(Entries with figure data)
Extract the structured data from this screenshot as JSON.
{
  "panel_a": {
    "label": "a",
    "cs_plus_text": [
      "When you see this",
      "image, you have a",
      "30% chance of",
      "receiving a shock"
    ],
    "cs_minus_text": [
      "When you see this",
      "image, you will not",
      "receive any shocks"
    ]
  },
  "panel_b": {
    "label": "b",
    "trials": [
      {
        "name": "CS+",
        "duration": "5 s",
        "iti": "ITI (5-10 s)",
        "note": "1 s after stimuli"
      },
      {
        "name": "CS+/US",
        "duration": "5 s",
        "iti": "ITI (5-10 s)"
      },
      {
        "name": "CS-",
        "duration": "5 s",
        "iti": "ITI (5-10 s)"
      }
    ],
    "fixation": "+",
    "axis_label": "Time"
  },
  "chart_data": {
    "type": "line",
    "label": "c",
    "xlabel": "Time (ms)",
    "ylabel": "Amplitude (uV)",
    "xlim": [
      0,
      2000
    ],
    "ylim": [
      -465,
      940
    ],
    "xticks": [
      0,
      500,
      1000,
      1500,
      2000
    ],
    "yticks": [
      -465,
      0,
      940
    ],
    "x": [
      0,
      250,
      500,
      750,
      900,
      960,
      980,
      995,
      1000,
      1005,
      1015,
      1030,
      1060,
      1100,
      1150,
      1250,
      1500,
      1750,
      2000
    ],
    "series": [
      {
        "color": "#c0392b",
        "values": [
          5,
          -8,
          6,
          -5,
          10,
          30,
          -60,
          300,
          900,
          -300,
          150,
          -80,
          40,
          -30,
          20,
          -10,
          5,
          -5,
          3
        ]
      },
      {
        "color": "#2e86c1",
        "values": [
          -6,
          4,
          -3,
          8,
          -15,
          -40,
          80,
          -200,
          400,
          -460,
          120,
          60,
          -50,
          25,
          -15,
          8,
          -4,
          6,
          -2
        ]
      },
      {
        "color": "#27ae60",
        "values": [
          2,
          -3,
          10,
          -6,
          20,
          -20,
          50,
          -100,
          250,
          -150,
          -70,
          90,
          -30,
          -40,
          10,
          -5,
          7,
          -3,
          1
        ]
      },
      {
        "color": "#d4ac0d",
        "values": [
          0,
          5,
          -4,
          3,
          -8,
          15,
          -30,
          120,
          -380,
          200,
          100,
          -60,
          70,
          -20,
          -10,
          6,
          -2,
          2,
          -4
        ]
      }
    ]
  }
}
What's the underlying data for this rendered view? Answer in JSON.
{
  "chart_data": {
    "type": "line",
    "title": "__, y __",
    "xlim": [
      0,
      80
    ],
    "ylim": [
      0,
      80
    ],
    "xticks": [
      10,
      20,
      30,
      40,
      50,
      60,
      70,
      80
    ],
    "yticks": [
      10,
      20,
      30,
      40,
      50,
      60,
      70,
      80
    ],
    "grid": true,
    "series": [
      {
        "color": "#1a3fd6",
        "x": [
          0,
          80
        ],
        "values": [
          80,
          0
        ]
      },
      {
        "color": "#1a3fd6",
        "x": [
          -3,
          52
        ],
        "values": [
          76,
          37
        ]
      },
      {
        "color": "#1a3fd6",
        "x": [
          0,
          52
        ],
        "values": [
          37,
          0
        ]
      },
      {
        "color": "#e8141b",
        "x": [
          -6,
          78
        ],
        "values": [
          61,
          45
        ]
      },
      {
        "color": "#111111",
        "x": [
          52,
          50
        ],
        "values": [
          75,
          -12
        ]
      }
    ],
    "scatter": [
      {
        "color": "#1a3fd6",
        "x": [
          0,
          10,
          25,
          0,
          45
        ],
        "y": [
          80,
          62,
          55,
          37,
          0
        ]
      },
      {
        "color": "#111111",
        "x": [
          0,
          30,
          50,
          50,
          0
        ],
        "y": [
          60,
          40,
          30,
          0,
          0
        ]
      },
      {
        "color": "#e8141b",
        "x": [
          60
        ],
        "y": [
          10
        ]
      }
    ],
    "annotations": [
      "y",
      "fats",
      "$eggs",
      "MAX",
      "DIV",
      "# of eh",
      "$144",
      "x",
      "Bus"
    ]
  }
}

## WHAT THE EXERCISE ASKS:
Gather up the lines containing the word "JSON" from these records and copy them.

## TASK ANSWER:
Extract the structured data from this screenshot as JSON.
What's the underlying data for this rendered view? Answer in JSON.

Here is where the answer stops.